> Your goal: Leave every picture out and write out the records below exactly.

> Supplied material:
★ ★ ★ ★ ★

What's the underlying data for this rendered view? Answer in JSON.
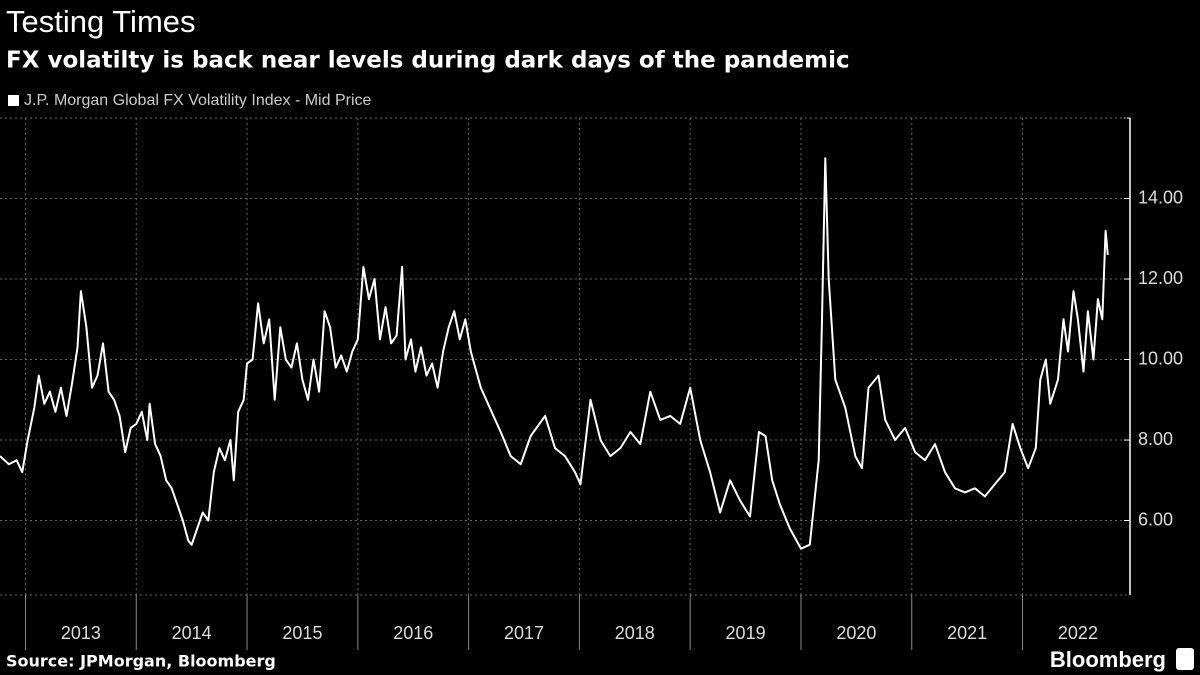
{
  "chart_data": {
    "type": "line",
    "title": "Testing Times",
    "subtitle": "FX volatilty is back near levels during dark days of the pandemic",
    "source": "Source: JPMorgan, Bloomberg",
    "brand": "Bloomberg",
    "xlim": [
      2012.77,
      2022.97
    ],
    "xticks": [
      2013,
      2014,
      2015,
      2016,
      2017,
      2018,
      2019,
      2020,
      2021,
      2022
    ],
    "ylim": [
      4.15,
      16
    ],
    "yticks": [
      {
        "value": 6,
        "label": "6.00"
      },
      {
        "value": 8,
        "label": "8.00"
      },
      {
        "value": 10,
        "label": "10.00"
      },
      {
        "value": 12,
        "label": "12.00"
      },
      {
        "value": 14,
        "label": "14.00"
      }
    ],
    "grid": true,
    "legend": "top-left",
    "x": [
      2012.77,
      2012.85,
      2012.92,
      2012.97,
      2013.02,
      2013.08,
      2013.12,
      2013.17,
      2013.22,
      2013.27,
      2013.32,
      2013.37,
      2013.42,
      2013.47,
      2013.5,
      2013.55,
      2013.6,
      2013.65,
      2013.7,
      2013.75,
      2013.8,
      2013.85,
      2013.9,
      2013.95,
      2014.0,
      2014.05,
      2014.1,
      2014.12,
      2014.17,
      2014.22,
      2014.27,
      2014.32,
      2014.37,
      2014.42,
      2014.47,
      2014.5,
      2014.55,
      2014.6,
      2014.65,
      2014.7,
      2014.75,
      2014.8,
      2014.85,
      2014.88,
      2014.92,
      2014.97,
      2015.0,
      2015.05,
      2015.1,
      2015.15,
      2015.2,
      2015.25,
      2015.3,
      2015.35,
      2015.4,
      2015.45,
      2015.5,
      2015.55,
      2015.6,
      2015.65,
      2015.7,
      2015.75,
      2015.8,
      2015.85,
      2015.9,
      2015.95,
      2016.0,
      2016.05,
      2016.1,
      2016.15,
      2016.2,
      2016.25,
      2016.3,
      2016.35,
      2016.4,
      2016.43,
      2016.48,
      2016.52,
      2016.57,
      2016.62,
      2016.67,
      2016.72,
      2016.77,
      2016.82,
      2016.87,
      2016.92,
      2016.97,
      2017.02,
      2017.11,
      2017.29,
      2017.38,
      2017.47,
      2017.56,
      2017.69,
      2017.78,
      2017.87,
      2017.96,
      2018.01,
      2018.1,
      2018.19,
      2018.28,
      2018.37,
      2018.46,
      2018.55,
      2018.64,
      2018.73,
      2018.82,
      2018.91,
      2019.0,
      2019.09,
      2019.18,
      2019.27,
      2019.36,
      2019.45,
      2019.54,
      2019.62,
      2019.68,
      2019.74,
      2019.81,
      2019.9,
      2020.0,
      2020.08,
      2020.16,
      2020.19,
      2020.22,
      2020.25,
      2020.31,
      2020.4,
      2020.49,
      2020.55,
      2020.61,
      2020.7,
      2020.76,
      2020.85,
      2020.94,
      2021.03,
      2021.12,
      2021.21,
      2021.3,
      2021.39,
      2021.48,
      2021.57,
      2021.66,
      2021.75,
      2021.84,
      2021.91,
      2021.98,
      2022.05,
      2022.12,
      2022.16,
      2022.21,
      2022.25,
      2022.32,
      2022.37,
      2022.41,
      2022.46,
      2022.5,
      2022.55,
      2022.59,
      2022.64,
      2022.68,
      2022.72,
      2022.75,
      2022.77
    ],
    "series": [
      {
        "name": "J.P. Morgan Global FX Volatility Index - Mid Price",
        "color": "#ffffff",
        "values": [
          7.6,
          7.4,
          7.5,
          7.2,
          8.0,
          8.8,
          9.6,
          8.9,
          9.2,
          8.7,
          9.3,
          8.6,
          9.4,
          10.3,
          11.7,
          10.8,
          9.3,
          9.6,
          10.4,
          9.2,
          9.0,
          8.6,
          7.7,
          8.3,
          8.4,
          8.7,
          8.0,
          8.9,
          7.9,
          7.6,
          7.0,
          6.8,
          6.4,
          6.0,
          5.5,
          5.4,
          5.8,
          6.2,
          6.0,
          7.2,
          7.8,
          7.5,
          8.0,
          7.0,
          8.7,
          9.0,
          9.9,
          10.0,
          11.4,
          10.4,
          11.0,
          9.0,
          10.8,
          10.0,
          9.8,
          10.4,
          9.5,
          9.0,
          10.0,
          9.2,
          11.2,
          10.8,
          9.8,
          10.1,
          9.7,
          10.2,
          10.5,
          12.3,
          11.5,
          12.0,
          10.5,
          11.3,
          10.4,
          10.6,
          12.3,
          10.0,
          10.5,
          9.7,
          10.3,
          9.6,
          9.9,
          9.3,
          10.2,
          10.8,
          11.2,
          10.5,
          11.0,
          10.2,
          9.3,
          8.2,
          7.6,
          7.4,
          8.1,
          8.6,
          7.8,
          7.6,
          7.2,
          6.9,
          9.0,
          8.0,
          7.6,
          7.8,
          8.2,
          7.9,
          9.2,
          8.5,
          8.6,
          8.4,
          9.3,
          8.0,
          7.2,
          6.2,
          7.0,
          6.5,
          6.1,
          8.2,
          8.1,
          7.0,
          6.4,
          5.8,
          5.3,
          5.4,
          7.5,
          11.0,
          15.0,
          12.0,
          9.5,
          8.8,
          7.6,
          7.3,
          9.3,
          9.6,
          8.5,
          8.0,
          8.3,
          7.7,
          7.5,
          7.9,
          7.2,
          6.8,
          6.7,
          6.8,
          6.6,
          6.9,
          7.2,
          8.4,
          7.8,
          7.3,
          7.8,
          9.5,
          10.0,
          8.9,
          9.5,
          11.0,
          10.2,
          11.7,
          11.0,
          9.7,
          11.2,
          10.0,
          11.5,
          11.0,
          13.2,
          12.6
        ]
      }
    ]
  }
}
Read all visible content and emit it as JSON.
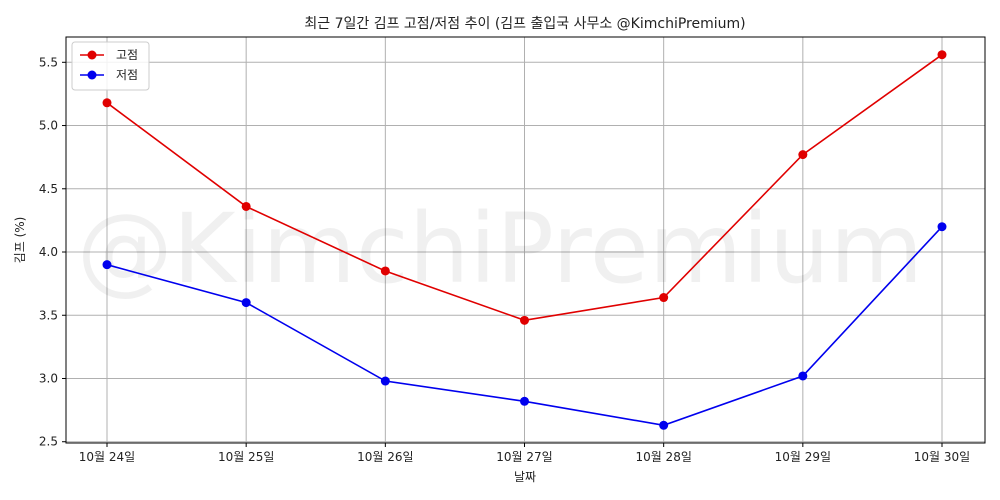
{
  "chart_data": {
    "type": "line",
    "title": "최근 7일간 김프 고점/저점 추이 (김프 출입국 사무소 @KimchiPremium)",
    "xlabel": "날짜",
    "ylabel": "김프 (%)",
    "categories": [
      "10월 24일",
      "10월 25일",
      "10월 26일",
      "10월 27일",
      "10월 28일",
      "10월 29일",
      "10월 30일"
    ],
    "series": [
      {
        "name": "고점",
        "color": "#e00000",
        "values": [
          5.18,
          4.36,
          3.85,
          3.46,
          3.64,
          4.77,
          5.56
        ]
      },
      {
        "name": "저점",
        "color": "#0000ee",
        "values": [
          3.9,
          3.6,
          2.98,
          2.82,
          2.63,
          3.02,
          4.2
        ]
      }
    ],
    "ylim": [
      2.49,
      5.7
    ],
    "yticks": [
      "2.5",
      "3.0",
      "3.5",
      "4.0",
      "4.5",
      "5.0",
      "5.5"
    ],
    "grid": true,
    "legend_position": "top-left",
    "watermark": "@KimchiPremium"
  }
}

★ ★ ★ ★ ★

> Written reply:
What's the underlying data for this rendered view? Answer in JSON.
{
  "chart_data": {
    "type": "line",
    "title": "Testing Times",
    "subtitle": "FX volatilty is back near levels during dark days of the pandemic",
    "source": "Source: JPMorgan, Bloomberg",
    "brand": "Bloomberg",
    "xlim": [
      2012.77,
      2022.97
    ],
    "xticks": [
      2013,
      2014,
      2015,
      2016,
      2017,
      2018,
      2019,
      2020,
      2021,
      2022
    ],
    "ylim": [
      4.15,
      16
    ],
    "yticks": [
      {
        "value": 6,
        "label": "6.00"
      },
      {
        "value": 8,
        "label": "8.00"
      },
      {
        "value": 10,
        "label": "10.00"
      },
      {
        "value": 12,
        "label": "12.00"
      },
      {
        "value": 14,
        "label": "14.00"
      }
    ],
    "grid": true,
    "legend": "top-left",
    "x": [
      2012.77,
      2012.85,
      2012.92,
      2012.97,
      2013.02,
      2013.08,
      2013.12,
      2013.17,
      2013.22,
      2013.27,
      2013.32,
      2013.37,
      2013.42,
      2013.47,
      2013.5,
      2013.55,
      2013.6,
      2013.65,
      2013.7,
      2013.75,
      2013.8,
      2013.85,
      2013.9,
      2013.95,
      2014.0,
      2014.05,
      2014.1,
      2014.12,
      2014.17,
      2014.22,
      2014.27,
      2014.32,
      2014.37,
      2014.42,
      2014.47,
      2014.5,
      2014.55,
      2014.6,
      2014.65,
      2014.7,
      2014.75,
      2014.8,
      2014.85,
      2014.88,
      2014.92,
      2014.97,
      2015.0,
      2015.05,
      2015.1,
      2015.15,
      2015.2,
      2015.25,
      2015.3,
      2015.35,
      2015.4,
      2015.45,
      2015.5,
      2015.55,
      2015.6,
      2015.65,
      2015.7,
      2015.75,
      2015.8,
      2015.85,
      2015.9,
      2015.95,
      2016.0,
      2016.05,
      2016.1,
      2016.15,
      2016.2,
      2016.25,
      2016.3,
      2016.35,
      2016.4,
      2016.43,
      2016.48,
      2016.52,
      2016.57,
      2016.62,
      2016.67,
      2016.72,
      2016.77,
      2016.82,
      2016.87,
      2016.92,
      2016.97,
      2017.02,
      2017.11,
      2017.29,
      2017.38,
      2017.47,
      2017.56,
      2017.69,
      2017.78,
      2017.87,
      2017.96,
      2018.01,
      2018.1,
      2018.19,
      2018.28,
      2018.37,
      2018.46,
      2018.55,
      2018.64,
      2018.73,
      2018.82,
      2018.91,
      2019.0,
      2019.09,
      2019.18,
      2019.27,
      2019.36,
      2019.45,
      2019.54,
      2019.62,
      2019.68,
      2019.74,
      2019.81,
      2019.9,
      2020.0,
      2020.08,
      2020.16,
      2020.19,
      2020.22,
      2020.25,
      2020.31,
      2020.4,
      2020.49,
      2020.55,
      2020.61,
      2020.7,
      2020.76,
      2020.85,
      2020.94,
      2021.03,
      2021.12,
      2021.21,
      2021.3,
      2021.39,
      2021.48,
      2021.57,
      2021.66,
      2021.75,
      2021.84,
      2021.91,
      2021.98,
      2022.05,
      2022.12,
      2022.16,
      2022.21,
      2022.25,
      2022.32,
      2022.37,
      2022.41,
      2022.46,
      2022.5,
      2022.55,
      2022.59,
      2022.64,
      2022.68,
      2022.72,
      2022.75,
      2022.77
    ],
    "series": [
      {
        "name": "J.P. Morgan Global FX Volatility Index - Mid Price",
        "color": "#ffffff",
        "values": [
          7.6,
          7.4,
          7.5,
          7.2,
          8.0,
          8.8,
          9.6,
          8.9,
          9.2,
          8.7,
          9.3,
          8.6,
          9.4,
          10.3,
          11.7,
          10.8,
          9.3,
          9.6,
          10.4,
          9.2,
          9.0,
          8.6,
          7.7,
          8.3,
          8.4,
          8.7,
          8.0,
          8.9,
          7.9,
          7.6,
          7.0,
          6.8,
          6.4,
          6.0,
          5.5,
          5.4,
          5.8,
          6.2,
          6.0,
          7.2,
          7.8,
          7.5,
          8.0,
          7.0,
          8.7,
          9.0,
          9.9,
          10.0,
          11.4,
          10.4,
          11.0,
          9.0,
          10.8,
          10.0,
          9.8,
          10.4,
          9.5,
          9.0,
          10.0,
          9.2,
          11.2,
          10.8,
          9.8,
          10.1,
          9.7,
          10.2,
          10.5,
          12.3,
          11.5,
          12.0,
          10.5,
          11.3,
          10.4,
          10.6,
          12.3,
          10.0,
          10.5,
          9.7,
          10.3,
          9.6,
          9.9,
          9.3,
          10.2,
          10.8,
          11.2,
          10.5,
          11.0,
          10.2,
          9.3,
          8.2,
          7.6,
          7.4,
          8.1,
          8.6,
          7.8,
          7.6,
          7.2,
          6.9,
          9.0,
          8.0,
          7.6,
          7.8,
          8.2,
          7.9,
          9.2,
          8.5,
          8.6,
          8.4,
          9.3,
          8.0,
          7.2,
          6.2,
          7.0,
          6.5,
          6.1,
          8.2,
          8.1,
          7.0,
          6.4,
          5.8,
          5.3,
          5.4,
          7.5,
          11.0,
          15.0,
          12.0,
          9.5,
          8.8,
          7.6,
          7.3,
          9.3,
          9.6,
          8.5,
          8.0,
          8.3,
          7.7,
          7.5,
          7.9,
          7.2,
          6.8,
          6.7,
          6.8,
          6.6,
          6.9,
          7.2,
          8.4,
          7.8,
          7.3,
          7.8,
          9.5,
          10.0,
          8.9,
          9.5,
          11.0,
          10.2,
          11.7,
          11.0,
          9.7,
          11.2,
          10.0,
          11.5,
          11.0,
          13.2,
          12.6
        ]
      }
    ]
  }
}
Read all visible content and emit it as JSON.
{
  "chart_data": {
    "type": "line",
    "title": "최근 7일간 김프 고점/저점 추이 (김프 출입국 사무소 @KimchiPremium)",
    "xlabel": "날짜",
    "ylabel": "김프 (%)",
    "categories": [
      "10월 24일",
      "10월 25일",
      "10월 26일",
      "10월 27일",
      "10월 28일",
      "10월 29일",
      "10월 30일"
    ],
    "series": [
      {
        "name": "고점",
        "color": "#e00000",
        "values": [
          5.18,
          4.36,
          3.85,
          3.46,
          3.64,
          4.77,
          5.56
        ]
      },
      {
        "name": "저점",
        "color": "#0000ee",
        "values": [
          3.9,
          3.6,
          2.98,
          2.82,
          2.63,
          3.02,
          4.2
        ]
      }
    ],
    "ylim": [
      2.49,
      5.7
    ],
    "yticks": [
      "2.5",
      "3.0",
      "3.5",
      "4.0",
      "4.5",
      "5.0",
      "5.5"
    ],
    "grid": true,
    "legend_position": "top-left",
    "watermark": "@KimchiPremium"
  }
}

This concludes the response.